[DATASET CONTENT]:
_ _ _ _ _ _ _

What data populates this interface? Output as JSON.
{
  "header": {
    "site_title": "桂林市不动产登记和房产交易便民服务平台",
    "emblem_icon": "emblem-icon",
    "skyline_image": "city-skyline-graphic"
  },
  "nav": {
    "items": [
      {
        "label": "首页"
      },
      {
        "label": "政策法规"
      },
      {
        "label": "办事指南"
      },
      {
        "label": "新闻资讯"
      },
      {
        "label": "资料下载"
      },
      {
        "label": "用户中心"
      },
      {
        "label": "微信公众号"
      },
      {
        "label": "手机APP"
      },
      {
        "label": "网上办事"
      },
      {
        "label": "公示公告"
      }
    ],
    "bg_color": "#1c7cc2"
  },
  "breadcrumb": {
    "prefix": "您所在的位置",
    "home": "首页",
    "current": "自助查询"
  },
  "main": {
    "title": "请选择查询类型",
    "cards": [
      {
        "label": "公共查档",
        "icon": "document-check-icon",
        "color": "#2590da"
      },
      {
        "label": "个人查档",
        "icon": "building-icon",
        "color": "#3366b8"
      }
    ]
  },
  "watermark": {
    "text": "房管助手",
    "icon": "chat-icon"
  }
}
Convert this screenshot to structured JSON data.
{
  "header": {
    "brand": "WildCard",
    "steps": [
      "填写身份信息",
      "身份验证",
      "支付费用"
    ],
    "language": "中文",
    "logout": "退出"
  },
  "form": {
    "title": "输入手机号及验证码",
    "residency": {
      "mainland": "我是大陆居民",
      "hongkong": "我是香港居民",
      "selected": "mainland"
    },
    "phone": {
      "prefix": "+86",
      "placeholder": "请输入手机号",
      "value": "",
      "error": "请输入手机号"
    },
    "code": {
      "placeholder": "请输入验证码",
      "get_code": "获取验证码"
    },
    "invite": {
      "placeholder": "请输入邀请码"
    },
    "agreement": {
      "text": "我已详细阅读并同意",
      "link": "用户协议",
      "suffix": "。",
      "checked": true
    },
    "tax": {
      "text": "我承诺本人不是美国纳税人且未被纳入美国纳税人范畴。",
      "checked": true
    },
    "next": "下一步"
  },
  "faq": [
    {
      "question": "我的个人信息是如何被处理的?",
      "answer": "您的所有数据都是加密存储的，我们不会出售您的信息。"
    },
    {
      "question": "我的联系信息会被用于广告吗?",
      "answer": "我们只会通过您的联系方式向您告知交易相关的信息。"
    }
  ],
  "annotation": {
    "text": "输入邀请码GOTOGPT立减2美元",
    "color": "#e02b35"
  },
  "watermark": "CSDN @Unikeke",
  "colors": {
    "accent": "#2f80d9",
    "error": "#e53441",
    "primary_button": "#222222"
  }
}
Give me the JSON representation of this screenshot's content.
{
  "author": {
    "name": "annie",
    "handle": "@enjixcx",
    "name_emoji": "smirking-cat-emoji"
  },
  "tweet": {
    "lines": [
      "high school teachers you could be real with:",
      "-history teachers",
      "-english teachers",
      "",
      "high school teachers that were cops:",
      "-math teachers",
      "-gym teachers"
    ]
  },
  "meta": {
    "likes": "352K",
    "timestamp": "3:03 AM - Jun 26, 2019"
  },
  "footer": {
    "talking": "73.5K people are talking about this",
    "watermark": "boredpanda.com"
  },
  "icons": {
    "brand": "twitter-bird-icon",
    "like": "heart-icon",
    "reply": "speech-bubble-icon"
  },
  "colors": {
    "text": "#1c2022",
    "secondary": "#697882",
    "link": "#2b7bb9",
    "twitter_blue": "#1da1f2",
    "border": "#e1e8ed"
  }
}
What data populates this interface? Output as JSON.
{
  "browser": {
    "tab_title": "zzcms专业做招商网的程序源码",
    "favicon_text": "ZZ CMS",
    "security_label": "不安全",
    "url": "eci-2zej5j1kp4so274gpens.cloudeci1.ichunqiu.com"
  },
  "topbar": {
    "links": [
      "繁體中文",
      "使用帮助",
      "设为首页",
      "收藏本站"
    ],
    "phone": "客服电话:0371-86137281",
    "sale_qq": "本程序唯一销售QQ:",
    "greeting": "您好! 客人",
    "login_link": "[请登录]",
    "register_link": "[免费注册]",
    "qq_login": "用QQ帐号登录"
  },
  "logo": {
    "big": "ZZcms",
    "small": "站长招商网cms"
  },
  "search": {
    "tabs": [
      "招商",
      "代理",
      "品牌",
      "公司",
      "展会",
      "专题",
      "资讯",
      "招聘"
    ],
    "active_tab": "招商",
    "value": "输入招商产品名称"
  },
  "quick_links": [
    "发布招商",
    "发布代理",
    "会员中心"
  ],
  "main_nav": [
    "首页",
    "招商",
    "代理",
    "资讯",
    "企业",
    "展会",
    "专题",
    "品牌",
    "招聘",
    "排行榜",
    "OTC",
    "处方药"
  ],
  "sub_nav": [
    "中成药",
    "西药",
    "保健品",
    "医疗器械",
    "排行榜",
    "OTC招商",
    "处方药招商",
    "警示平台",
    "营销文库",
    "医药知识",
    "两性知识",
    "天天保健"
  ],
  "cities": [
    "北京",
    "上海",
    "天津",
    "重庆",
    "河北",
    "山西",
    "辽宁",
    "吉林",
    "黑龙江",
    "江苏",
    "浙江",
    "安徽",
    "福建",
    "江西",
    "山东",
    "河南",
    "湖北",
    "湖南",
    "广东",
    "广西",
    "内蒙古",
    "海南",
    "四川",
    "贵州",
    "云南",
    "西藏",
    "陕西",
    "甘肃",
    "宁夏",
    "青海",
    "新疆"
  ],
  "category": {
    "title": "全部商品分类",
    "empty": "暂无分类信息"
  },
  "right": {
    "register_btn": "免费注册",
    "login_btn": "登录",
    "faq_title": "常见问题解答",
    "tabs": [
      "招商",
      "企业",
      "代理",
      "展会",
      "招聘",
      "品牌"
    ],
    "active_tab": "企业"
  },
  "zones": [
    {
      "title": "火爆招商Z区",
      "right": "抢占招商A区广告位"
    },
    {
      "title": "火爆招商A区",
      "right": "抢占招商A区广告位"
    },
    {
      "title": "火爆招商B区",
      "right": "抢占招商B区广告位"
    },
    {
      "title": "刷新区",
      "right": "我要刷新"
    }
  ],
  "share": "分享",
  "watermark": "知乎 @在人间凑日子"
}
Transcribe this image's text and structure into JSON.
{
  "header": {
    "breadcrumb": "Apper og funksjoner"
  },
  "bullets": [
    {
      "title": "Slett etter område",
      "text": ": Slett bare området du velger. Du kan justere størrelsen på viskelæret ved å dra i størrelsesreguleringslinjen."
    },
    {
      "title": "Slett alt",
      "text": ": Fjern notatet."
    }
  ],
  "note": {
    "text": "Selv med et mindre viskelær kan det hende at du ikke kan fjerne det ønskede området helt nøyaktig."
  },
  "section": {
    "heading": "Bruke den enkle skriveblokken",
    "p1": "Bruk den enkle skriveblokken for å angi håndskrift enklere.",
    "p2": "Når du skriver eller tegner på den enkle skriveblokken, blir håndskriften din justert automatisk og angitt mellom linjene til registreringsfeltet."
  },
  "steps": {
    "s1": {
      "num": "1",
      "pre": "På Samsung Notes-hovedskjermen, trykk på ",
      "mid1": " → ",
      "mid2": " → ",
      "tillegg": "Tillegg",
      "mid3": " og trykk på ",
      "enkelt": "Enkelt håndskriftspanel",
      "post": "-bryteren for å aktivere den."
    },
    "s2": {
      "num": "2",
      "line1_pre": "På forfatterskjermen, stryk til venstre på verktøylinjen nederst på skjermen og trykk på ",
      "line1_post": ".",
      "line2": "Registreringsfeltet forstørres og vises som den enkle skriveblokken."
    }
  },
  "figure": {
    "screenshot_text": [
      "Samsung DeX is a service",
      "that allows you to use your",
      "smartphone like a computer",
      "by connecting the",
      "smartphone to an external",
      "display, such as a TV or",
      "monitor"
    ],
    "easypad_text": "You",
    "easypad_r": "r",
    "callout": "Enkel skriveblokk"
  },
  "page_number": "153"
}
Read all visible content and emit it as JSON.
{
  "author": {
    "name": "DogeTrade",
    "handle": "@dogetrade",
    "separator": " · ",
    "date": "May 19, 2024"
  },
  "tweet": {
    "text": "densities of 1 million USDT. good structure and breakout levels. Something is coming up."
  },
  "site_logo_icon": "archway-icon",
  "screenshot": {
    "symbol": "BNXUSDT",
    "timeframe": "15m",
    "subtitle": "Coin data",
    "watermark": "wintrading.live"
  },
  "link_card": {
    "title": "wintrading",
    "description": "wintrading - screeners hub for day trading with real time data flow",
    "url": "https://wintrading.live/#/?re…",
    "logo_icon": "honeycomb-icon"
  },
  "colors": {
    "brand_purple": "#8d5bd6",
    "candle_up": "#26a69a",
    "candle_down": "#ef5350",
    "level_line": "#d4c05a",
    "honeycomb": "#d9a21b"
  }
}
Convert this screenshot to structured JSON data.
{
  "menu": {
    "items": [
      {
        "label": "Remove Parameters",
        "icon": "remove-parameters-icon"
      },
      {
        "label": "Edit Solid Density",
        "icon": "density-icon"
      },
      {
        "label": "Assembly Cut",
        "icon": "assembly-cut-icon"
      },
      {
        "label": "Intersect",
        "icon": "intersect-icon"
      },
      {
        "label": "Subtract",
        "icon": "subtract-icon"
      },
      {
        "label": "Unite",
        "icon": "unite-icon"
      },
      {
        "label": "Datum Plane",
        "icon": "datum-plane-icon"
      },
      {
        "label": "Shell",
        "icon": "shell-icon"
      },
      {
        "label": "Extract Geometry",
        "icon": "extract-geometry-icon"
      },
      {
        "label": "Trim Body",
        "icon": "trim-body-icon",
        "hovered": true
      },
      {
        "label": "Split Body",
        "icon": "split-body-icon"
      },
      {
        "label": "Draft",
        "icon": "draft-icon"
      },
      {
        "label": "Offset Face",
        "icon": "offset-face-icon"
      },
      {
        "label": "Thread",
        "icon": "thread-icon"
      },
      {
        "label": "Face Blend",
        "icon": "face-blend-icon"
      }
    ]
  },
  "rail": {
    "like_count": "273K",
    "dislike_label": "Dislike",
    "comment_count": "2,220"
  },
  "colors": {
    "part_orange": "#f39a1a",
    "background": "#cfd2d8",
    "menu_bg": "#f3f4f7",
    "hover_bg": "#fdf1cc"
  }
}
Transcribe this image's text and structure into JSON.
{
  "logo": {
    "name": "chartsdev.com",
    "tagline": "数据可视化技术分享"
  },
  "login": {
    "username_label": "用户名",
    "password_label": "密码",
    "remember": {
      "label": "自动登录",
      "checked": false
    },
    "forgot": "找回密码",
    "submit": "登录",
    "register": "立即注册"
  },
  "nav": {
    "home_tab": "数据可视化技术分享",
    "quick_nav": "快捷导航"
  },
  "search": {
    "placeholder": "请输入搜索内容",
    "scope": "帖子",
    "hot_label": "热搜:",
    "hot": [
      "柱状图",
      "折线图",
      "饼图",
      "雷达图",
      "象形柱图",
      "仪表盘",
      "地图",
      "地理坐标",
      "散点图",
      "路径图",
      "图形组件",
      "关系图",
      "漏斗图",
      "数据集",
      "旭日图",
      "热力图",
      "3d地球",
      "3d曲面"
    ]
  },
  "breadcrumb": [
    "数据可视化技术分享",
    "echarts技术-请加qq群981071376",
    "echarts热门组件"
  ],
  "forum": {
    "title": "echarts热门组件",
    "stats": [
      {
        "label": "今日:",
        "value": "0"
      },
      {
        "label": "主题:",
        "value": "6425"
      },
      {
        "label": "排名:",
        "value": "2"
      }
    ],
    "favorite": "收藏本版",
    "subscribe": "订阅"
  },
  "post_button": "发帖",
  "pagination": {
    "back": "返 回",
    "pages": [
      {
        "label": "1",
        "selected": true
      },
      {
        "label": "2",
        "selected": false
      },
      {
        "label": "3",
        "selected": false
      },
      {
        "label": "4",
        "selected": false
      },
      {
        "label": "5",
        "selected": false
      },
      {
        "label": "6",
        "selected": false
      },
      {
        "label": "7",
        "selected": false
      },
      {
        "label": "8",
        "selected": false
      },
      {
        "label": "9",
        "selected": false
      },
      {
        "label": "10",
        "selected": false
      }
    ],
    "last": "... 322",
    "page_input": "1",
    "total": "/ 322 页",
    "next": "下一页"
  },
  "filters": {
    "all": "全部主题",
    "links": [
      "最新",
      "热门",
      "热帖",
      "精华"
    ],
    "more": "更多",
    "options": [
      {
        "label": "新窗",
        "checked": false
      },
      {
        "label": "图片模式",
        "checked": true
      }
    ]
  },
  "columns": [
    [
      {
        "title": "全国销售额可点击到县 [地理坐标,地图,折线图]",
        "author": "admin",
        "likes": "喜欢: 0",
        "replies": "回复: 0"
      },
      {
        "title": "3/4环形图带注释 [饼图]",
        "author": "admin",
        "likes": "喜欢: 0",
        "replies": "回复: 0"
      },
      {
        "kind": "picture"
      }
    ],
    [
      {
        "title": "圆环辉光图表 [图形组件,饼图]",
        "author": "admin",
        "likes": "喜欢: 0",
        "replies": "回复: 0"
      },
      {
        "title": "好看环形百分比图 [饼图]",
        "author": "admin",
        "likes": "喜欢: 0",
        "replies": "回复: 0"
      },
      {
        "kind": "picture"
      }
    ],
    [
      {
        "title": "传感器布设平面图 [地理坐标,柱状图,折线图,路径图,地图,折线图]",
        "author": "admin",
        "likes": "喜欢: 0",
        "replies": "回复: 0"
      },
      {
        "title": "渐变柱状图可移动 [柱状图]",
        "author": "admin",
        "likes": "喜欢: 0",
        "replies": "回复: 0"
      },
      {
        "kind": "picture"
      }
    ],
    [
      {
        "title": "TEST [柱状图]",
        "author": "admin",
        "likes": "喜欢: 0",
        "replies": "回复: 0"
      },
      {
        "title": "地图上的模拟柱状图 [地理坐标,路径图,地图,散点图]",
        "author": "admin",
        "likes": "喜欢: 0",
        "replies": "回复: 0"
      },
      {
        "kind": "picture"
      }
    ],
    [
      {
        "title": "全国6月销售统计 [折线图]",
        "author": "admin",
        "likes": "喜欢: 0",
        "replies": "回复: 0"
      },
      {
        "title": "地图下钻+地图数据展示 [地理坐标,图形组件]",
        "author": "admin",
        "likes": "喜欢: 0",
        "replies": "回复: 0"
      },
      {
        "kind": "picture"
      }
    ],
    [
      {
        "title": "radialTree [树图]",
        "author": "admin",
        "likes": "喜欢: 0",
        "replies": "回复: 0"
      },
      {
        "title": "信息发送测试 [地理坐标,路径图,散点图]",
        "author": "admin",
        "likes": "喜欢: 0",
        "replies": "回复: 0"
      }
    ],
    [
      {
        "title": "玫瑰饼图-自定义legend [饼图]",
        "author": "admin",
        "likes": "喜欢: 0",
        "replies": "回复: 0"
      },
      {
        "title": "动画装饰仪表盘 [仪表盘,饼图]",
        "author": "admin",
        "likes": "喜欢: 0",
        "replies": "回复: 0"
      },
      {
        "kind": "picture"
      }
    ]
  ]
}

_ _ _ _ _ _ _

[YOUR GOAL]: Find the lines above that include the string "honeycomb" and copy them.

[SOLUTION BELOW]:
    "logo_icon": "honeycomb-icon"
    "honeycomb": "#d9a21b"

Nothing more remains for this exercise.